> _Task details_
Copy out all lines that carry the word "this".

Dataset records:
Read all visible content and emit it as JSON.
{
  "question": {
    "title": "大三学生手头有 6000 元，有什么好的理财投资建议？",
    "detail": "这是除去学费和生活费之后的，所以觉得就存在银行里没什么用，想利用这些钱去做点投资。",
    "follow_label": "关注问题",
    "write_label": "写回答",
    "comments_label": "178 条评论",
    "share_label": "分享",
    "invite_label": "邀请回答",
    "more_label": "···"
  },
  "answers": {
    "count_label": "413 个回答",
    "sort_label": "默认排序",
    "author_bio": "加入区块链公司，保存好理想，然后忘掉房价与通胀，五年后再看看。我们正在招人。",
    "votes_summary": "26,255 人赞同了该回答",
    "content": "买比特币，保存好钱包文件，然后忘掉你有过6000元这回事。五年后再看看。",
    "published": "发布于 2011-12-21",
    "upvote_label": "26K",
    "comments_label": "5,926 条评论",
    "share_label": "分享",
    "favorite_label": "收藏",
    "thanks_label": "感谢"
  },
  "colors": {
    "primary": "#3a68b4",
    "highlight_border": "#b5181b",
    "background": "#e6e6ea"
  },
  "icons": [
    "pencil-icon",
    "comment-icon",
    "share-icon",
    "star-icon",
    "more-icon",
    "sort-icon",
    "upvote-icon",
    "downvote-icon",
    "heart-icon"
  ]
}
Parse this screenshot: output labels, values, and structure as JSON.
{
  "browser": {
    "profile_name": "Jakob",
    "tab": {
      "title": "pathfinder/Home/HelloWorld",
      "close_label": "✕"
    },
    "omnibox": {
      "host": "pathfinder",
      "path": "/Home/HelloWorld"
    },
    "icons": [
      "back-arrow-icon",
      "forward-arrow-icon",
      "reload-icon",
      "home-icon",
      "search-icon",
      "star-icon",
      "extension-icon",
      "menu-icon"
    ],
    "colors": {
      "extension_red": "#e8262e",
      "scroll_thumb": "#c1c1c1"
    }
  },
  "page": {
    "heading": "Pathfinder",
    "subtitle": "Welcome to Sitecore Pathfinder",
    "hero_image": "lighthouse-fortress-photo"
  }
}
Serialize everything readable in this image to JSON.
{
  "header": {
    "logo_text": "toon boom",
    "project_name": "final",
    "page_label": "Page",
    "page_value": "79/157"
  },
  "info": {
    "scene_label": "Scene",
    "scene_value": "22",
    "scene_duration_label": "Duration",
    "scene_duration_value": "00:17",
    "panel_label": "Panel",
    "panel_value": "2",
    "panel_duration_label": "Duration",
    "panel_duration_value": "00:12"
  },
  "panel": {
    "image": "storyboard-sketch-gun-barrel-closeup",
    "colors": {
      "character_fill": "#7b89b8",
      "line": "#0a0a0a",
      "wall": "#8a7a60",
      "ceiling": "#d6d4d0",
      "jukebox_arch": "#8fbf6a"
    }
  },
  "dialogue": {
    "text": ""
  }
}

> _The completed task_
Parse this screenshot: output labels, values, and structure as JSON.
Serialize everything readable in this image to JSON.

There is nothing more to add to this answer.